Exercise task: Restate every line of the material, word for word.
:: Exercise material
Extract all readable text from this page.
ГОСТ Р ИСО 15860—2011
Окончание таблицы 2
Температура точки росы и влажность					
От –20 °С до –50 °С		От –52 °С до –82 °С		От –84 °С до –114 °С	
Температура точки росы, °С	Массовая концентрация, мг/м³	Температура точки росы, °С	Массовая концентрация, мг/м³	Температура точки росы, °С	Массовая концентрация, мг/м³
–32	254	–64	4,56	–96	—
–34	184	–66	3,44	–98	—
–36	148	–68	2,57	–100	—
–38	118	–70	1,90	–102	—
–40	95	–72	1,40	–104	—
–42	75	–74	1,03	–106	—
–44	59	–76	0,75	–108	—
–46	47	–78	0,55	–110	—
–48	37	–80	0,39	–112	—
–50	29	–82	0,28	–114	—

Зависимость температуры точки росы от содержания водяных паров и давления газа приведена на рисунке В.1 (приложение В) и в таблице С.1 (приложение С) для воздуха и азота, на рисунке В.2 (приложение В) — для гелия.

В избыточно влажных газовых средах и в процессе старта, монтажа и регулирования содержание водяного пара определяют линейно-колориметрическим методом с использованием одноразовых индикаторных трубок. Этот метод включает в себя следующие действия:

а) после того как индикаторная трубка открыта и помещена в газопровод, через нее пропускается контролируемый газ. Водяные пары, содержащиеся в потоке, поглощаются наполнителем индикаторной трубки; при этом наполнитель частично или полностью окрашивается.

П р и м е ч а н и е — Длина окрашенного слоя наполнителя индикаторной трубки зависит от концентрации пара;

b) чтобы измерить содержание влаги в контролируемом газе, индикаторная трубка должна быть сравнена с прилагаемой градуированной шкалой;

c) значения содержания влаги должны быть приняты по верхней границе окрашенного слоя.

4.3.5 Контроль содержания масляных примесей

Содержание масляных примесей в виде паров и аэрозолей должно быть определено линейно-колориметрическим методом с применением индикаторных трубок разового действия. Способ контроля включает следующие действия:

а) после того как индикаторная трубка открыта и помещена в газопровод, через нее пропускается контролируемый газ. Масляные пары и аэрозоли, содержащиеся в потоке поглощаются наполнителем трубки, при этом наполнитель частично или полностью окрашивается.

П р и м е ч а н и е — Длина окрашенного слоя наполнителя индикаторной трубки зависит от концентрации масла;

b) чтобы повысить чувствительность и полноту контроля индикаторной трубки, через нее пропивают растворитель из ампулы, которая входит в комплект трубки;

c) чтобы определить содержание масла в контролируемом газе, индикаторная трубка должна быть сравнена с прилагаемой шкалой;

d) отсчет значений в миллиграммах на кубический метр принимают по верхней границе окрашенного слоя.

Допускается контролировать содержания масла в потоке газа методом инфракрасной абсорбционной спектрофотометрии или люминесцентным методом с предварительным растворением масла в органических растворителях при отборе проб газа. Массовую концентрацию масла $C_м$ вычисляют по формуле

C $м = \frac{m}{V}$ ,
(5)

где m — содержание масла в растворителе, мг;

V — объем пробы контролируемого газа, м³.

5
::::
Complete response:
Extract all readable text from this page.
ГОСТ Р ИСО 15860—2011
Окончание таблицы 2
Температура точки росы и влажность					
От –20 °С до –50 °С		От –52 °С до –82 °С		От –84 °С до –114 °С	
Температура точки росы, °С	Массовая концентрация, мг/м³	Температура точки росы, °С	Массовая концентрация, мг/м³	Температура точки росы, °С	Массовая концентрация, мг/м³
–32	254	–64	4,56	–96	—
–34	184	–66	3,44	–98	—
–36	148	–68	2,57	–100	—
–38	118	–70	1,90	–102	—
–40	95	–72	1,40	–104	—
–42	75	–74	1,03	–106	—
–44	59	–76	0,75	–108	—
–46	47	–78	0,55	–110	—
–48	37	–80	0,39	–112	—
–50	29	–82	0,28	–114	—

Зависимость температуры точки росы от содержания водяных паров и давления газа приведена на рисунке В.1 (приложение В) и в таблице С.1 (приложение С) для воздуха и азота, на рисунке В.2 (приложение В) — для гелия.

В избыточно влажных газовых средах и в процессе старта, монтажа и регулирования содержание водяного пара определяют линейно-колориметрическим методом с использованием одноразовых индикаторных трубок. Этот метод включает в себя следующие действия:

а) после того как индикаторная трубка открыта и помещена в газопровод, через нее пропускается контролируемый газ. Водяные пары, содержащиеся в потоке, поглощаются наполнителем индикаторной трубки; при этом наполнитель частично или полностью окрашивается.

П р и м е ч а н и е — Длина окрашенного слоя наполнителя индикаторной трубки зависит от концентрации пара;

b) чтобы измерить содержание влаги в контролируемом газе, индикаторная трубка должна быть сравнена с прилагаемой градуированной шкалой;

c) значения содержания влаги должны быть приняты по верхней границе окрашенного слоя.

4.3.5 Контроль содержания масляных примесей

Содержание масляных примесей в виде паров и аэрозолей должно быть определено линейно-колориметрическим методом с применением индикаторных трубок разового действия. Способ контроля включает следующие действия:

а) после того как индикаторная трубка открыта и помещена в газопровод, через нее пропускается контролируемый газ. Масляные пары и аэрозоли, содержащиеся в потоке поглощаются наполнителем трубки, при этом наполнитель частично или полностью окрашивается.

П р и м е ч а н и е — Длина окрашенного слоя наполнителя индикаторной трубки зависит от концентрации масла;

b) чтобы повысить чувствительность и полноту контроля индикаторной трубки, через нее пропивают растворитель из ампулы, которая входит в комплект трубки;

c) чтобы определить содержание масла в контролируемом газе, индикаторная трубка должна быть сравнена с прилагаемой шкалой;

d) отсчет значений в миллиграммах на кубический метр принимают по верхней границе окрашенного слоя.

Допускается контролировать содержания масла в потоке газа методом инфракрасной абсорбционной спектрофотометрии или люминесцентным методом с предварительным растворением масла в органических растворителях при отборе проб газа. Массовую концентрацию масла $C_м$ вычисляют по формуле

C $м = \frac{m}{V}$ ,
(5)

где m — содержание масла в растворителе, мг;

V — объем пробы контролируемого газа, м³.

5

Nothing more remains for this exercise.